**Exercise brief:** Any picture among the records should be left out, please; retype the rest exactly.

**Material for the task:**
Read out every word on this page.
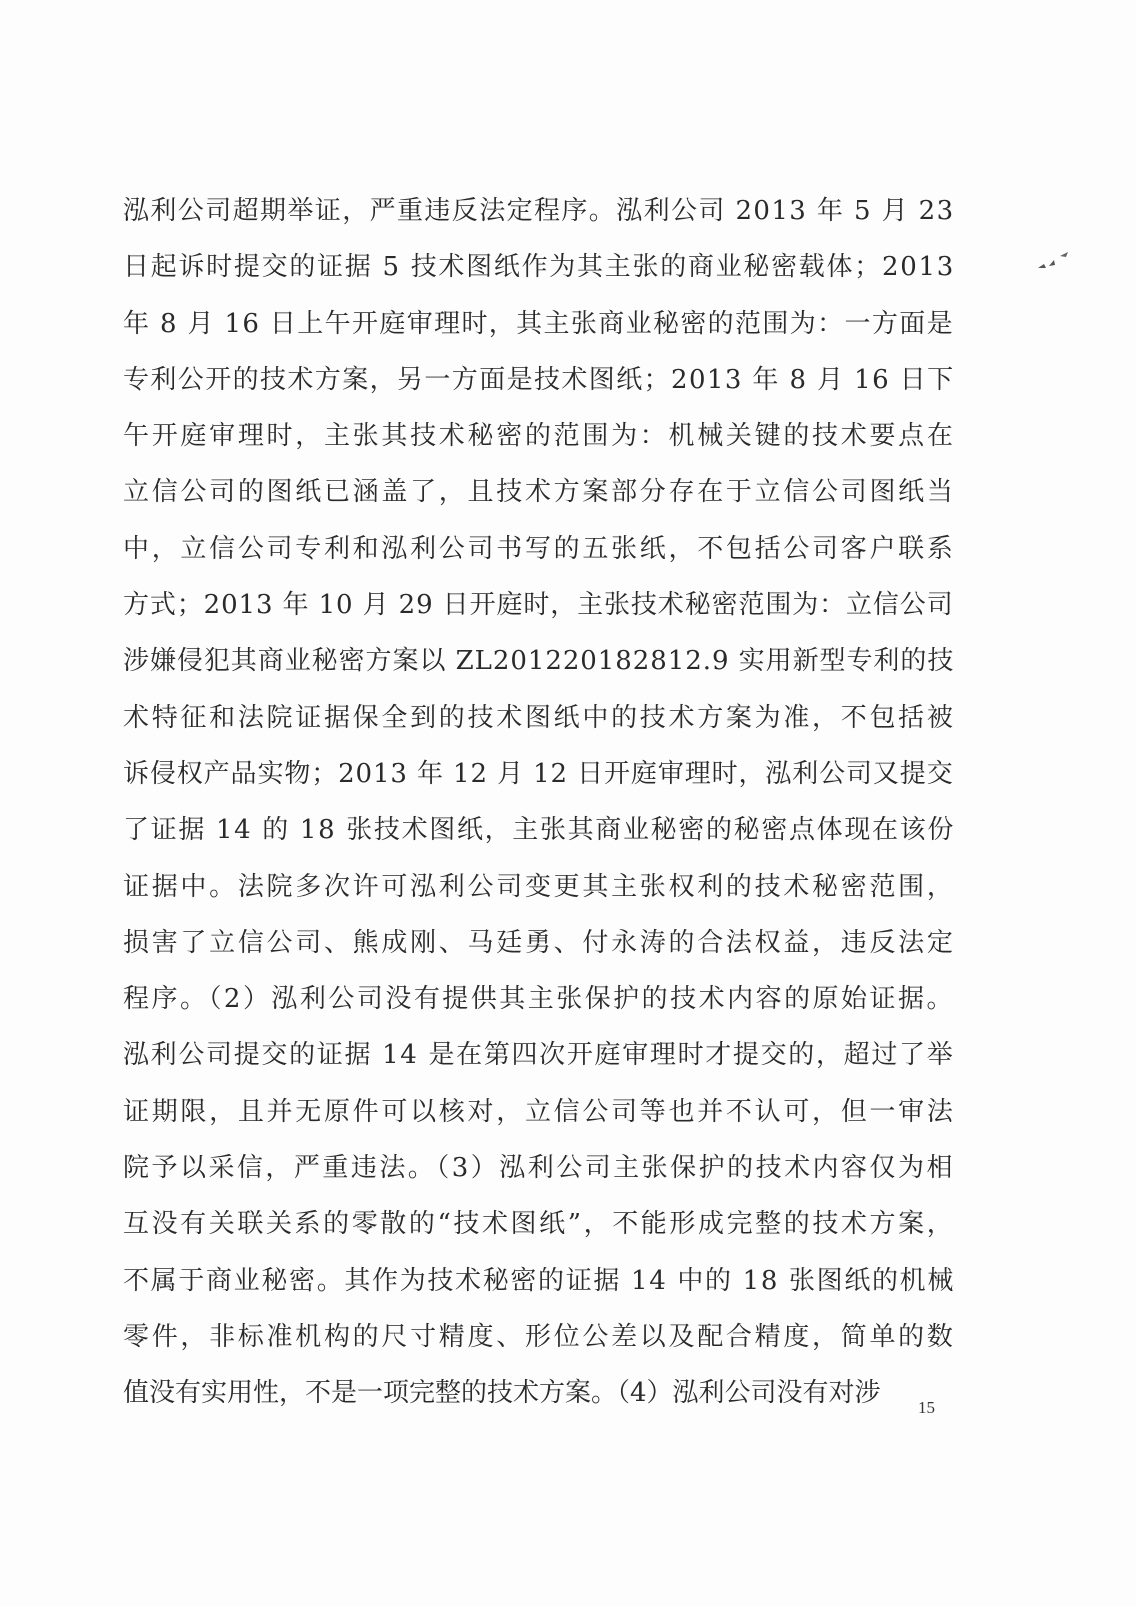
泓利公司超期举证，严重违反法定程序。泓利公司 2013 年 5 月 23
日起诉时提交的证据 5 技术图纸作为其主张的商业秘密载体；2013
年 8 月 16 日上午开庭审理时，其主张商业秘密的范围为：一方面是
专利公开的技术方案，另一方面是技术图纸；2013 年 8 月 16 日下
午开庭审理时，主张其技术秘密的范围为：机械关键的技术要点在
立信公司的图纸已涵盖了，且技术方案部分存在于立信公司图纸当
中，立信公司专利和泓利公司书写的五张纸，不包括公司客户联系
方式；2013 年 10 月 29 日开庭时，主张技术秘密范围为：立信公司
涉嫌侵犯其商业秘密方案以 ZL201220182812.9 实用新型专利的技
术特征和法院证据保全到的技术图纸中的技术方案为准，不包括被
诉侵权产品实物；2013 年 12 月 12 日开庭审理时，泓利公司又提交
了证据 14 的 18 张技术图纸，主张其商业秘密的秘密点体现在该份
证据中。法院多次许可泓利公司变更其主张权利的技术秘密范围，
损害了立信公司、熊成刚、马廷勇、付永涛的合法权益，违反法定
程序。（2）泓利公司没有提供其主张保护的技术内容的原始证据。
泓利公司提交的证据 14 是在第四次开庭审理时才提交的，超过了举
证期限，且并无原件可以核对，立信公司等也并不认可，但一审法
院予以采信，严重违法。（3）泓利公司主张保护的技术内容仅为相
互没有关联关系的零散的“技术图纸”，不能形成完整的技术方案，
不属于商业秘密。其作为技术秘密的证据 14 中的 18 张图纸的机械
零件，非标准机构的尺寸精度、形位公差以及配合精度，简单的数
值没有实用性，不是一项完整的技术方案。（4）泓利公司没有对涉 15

**Written response:**
Read out every word on this page.
泓利公司超期举证，严重违反法定程序。泓利公司 2013 年 5 月 23
日起诉时提交的证据 5 技术图纸作为其主张的商业秘密载体；2013
年 8 月 16 日上午开庭审理时，其主张商业秘密的范围为：一方面是
专利公开的技术方案，另一方面是技术图纸；2013 年 8 月 16 日下
午开庭审理时，主张其技术秘密的范围为：机械关键的技术要点在
立信公司的图纸已涵盖了，且技术方案部分存在于立信公司图纸当
中，立信公司专利和泓利公司书写的五张纸，不包括公司客户联系
方式；2013 年 10 月 29 日开庭时，主张技术秘密范围为：立信公司
涉嫌侵犯其商业秘密方案以 ZL201220182812.9 实用新型专利的技
术特征和法院证据保全到的技术图纸中的技术方案为准，不包括被
诉侵权产品实物；2013 年 12 月 12 日开庭审理时，泓利公司又提交
了证据 14 的 18 张技术图纸，主张其商业秘密的秘密点体现在该份
证据中。法院多次许可泓利公司变更其主张权利的技术秘密范围，
损害了立信公司、熊成刚、马廷勇、付永涛的合法权益，违反法定
程序。（2）泓利公司没有提供其主张保护的技术内容的原始证据。
泓利公司提交的证据 14 是在第四次开庭审理时才提交的，超过了举
证期限，且并无原件可以核对，立信公司等也并不认可，但一审法
院予以采信，严重违法。（3）泓利公司主张保护的技术内容仅为相
互没有关联关系的零散的“技术图纸”，不能形成完整的技术方案，
不属于商业秘密。其作为技术秘密的证据 14 中的 18 张图纸的机械
零件，非标准机构的尺寸精度、形位公差以及配合精度，简单的数
值没有实用性，不是一项完整的技术方案。（4）泓利公司没有对涉 15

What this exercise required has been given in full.